§ **Written task**
Scan the data below and pick out the lines containing the word "this".
◇ ◇ ◇ ◇ ◇
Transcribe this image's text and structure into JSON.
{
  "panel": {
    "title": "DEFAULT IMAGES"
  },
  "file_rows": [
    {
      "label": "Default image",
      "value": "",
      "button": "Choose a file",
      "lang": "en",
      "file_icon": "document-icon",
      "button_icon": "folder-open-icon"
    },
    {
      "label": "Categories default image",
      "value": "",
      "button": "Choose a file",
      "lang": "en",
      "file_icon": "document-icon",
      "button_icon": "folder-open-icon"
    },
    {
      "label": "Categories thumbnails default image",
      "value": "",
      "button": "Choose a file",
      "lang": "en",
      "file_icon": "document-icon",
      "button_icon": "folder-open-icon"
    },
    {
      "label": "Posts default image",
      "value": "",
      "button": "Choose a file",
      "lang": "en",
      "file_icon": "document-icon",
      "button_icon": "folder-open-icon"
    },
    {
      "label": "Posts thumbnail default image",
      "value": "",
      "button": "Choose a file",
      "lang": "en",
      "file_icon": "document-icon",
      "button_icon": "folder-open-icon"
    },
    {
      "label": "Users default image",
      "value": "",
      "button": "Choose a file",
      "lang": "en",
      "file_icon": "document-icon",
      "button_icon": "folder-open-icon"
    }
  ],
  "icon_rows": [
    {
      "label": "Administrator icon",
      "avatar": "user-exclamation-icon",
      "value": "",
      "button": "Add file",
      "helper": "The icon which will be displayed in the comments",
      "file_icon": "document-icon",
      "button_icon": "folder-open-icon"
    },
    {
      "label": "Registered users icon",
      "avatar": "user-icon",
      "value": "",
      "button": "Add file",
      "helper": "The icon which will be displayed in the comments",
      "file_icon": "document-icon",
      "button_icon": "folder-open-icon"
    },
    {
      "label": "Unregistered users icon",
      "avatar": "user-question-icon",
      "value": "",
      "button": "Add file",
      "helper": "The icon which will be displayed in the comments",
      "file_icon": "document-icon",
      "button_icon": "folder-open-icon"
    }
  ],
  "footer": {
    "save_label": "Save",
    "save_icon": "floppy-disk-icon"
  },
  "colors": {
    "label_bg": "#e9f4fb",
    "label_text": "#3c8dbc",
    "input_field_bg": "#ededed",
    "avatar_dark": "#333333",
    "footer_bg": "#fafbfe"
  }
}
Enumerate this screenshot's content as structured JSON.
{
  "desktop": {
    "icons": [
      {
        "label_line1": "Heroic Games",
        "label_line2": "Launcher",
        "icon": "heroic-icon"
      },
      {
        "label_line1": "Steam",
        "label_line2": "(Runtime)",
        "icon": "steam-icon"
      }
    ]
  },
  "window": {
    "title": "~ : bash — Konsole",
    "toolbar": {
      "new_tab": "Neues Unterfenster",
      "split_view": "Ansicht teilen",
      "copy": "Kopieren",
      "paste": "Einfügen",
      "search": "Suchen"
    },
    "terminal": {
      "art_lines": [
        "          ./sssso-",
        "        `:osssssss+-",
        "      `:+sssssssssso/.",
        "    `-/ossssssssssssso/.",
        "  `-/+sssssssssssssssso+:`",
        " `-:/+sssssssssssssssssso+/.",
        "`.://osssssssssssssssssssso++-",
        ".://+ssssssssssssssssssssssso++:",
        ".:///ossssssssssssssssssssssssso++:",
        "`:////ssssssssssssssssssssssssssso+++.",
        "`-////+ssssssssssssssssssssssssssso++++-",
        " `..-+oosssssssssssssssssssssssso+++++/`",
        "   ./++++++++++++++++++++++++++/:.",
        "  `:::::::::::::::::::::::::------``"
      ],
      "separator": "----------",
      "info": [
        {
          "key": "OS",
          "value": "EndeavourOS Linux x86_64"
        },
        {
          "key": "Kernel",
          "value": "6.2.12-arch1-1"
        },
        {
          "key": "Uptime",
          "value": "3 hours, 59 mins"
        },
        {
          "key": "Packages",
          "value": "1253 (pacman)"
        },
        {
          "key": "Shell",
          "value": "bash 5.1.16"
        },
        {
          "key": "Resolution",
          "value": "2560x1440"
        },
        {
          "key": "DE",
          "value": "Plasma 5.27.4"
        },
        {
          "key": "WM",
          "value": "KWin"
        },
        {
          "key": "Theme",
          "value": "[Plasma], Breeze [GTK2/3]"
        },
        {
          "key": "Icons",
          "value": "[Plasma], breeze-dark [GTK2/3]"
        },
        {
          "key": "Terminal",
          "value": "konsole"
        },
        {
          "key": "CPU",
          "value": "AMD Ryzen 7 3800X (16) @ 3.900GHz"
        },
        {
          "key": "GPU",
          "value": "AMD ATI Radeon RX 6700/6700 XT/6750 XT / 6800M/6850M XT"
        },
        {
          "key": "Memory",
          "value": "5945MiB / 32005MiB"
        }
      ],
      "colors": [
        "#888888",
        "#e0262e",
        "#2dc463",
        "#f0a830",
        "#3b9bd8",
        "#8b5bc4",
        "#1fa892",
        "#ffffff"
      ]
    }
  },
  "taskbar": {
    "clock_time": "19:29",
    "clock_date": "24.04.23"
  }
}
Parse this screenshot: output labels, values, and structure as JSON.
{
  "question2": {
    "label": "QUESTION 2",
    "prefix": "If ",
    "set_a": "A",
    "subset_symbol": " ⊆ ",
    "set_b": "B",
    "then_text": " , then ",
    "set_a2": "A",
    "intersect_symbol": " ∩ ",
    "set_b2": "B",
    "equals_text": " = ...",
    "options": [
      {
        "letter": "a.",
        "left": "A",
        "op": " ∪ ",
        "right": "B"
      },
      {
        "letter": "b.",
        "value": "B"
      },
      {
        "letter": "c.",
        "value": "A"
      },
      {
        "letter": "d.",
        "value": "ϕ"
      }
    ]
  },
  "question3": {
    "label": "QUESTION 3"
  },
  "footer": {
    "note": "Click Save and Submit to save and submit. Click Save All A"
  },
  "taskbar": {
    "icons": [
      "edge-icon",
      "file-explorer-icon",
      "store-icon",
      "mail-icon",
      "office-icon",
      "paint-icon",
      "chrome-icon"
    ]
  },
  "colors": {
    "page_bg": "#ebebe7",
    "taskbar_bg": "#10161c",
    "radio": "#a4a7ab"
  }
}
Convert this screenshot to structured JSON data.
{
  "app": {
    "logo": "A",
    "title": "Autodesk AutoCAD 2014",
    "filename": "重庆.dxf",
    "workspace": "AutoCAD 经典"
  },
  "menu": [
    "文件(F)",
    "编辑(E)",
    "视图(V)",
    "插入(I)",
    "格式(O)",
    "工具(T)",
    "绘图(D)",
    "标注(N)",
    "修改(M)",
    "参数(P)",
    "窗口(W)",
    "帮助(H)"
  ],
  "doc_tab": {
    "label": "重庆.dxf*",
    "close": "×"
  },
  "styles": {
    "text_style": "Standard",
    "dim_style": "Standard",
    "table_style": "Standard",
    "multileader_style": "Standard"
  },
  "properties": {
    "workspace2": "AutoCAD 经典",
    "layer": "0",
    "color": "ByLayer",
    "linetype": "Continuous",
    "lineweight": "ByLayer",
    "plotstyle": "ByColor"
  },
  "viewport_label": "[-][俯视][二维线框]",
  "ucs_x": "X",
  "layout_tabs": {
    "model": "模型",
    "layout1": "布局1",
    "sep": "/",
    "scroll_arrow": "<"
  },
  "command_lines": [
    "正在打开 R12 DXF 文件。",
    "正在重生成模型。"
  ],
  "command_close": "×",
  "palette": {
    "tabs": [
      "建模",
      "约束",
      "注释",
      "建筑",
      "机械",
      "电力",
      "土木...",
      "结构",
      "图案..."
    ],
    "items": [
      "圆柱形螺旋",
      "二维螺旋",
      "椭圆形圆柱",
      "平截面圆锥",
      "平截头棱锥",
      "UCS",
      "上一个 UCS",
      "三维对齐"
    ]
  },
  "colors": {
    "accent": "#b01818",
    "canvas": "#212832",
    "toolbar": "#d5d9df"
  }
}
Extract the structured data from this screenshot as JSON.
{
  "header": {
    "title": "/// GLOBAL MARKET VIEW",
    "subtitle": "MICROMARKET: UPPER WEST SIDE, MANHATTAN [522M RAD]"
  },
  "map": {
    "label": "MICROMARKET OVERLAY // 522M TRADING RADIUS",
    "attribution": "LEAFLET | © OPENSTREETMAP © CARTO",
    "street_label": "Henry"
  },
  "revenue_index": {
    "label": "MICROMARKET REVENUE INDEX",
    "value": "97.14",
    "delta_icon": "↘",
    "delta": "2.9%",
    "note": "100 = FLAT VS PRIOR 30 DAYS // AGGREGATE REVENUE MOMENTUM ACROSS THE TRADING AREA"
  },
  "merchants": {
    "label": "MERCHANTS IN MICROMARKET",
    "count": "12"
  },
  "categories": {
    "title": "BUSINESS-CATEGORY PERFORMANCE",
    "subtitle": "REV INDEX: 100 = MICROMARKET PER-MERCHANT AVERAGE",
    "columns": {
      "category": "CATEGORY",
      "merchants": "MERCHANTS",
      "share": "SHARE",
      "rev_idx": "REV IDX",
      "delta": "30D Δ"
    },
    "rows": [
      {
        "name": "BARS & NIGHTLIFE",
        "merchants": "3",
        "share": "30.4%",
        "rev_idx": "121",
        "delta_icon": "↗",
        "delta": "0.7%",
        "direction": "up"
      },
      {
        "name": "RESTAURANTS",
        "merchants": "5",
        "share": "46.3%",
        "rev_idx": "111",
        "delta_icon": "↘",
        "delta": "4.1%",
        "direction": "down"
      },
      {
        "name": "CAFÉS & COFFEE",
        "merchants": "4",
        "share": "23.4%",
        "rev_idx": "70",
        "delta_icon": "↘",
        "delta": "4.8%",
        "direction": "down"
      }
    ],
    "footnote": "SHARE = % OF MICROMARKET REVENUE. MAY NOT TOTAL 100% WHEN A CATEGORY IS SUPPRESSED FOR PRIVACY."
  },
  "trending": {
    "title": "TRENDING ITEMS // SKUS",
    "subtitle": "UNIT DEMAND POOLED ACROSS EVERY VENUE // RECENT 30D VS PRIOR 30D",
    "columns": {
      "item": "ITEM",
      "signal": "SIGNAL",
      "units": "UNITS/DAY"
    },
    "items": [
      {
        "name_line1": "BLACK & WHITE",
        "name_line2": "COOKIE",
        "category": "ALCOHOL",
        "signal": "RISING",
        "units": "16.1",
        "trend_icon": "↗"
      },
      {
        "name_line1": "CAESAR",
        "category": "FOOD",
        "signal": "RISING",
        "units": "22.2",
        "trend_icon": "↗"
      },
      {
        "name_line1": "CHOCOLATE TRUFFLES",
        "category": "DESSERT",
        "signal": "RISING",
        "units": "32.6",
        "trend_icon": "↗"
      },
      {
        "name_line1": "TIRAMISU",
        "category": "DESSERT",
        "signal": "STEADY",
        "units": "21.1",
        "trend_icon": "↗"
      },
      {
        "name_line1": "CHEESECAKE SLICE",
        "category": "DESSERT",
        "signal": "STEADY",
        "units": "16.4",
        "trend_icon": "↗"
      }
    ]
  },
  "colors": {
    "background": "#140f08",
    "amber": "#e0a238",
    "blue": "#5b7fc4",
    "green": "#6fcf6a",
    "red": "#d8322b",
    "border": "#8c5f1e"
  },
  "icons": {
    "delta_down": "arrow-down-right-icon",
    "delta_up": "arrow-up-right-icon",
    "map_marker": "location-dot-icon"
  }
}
◇ ◇ ◇ ◇ ◇
§ **Task answer**
Transcribe this image's text and structure into JSON.
Enumerate this screenshot's content as structured JSON.
Parse this screenshot: output labels, values, and structure as JSON.
Convert this screenshot to structured JSON data.
Extract the structured data from this screenshot as JSON.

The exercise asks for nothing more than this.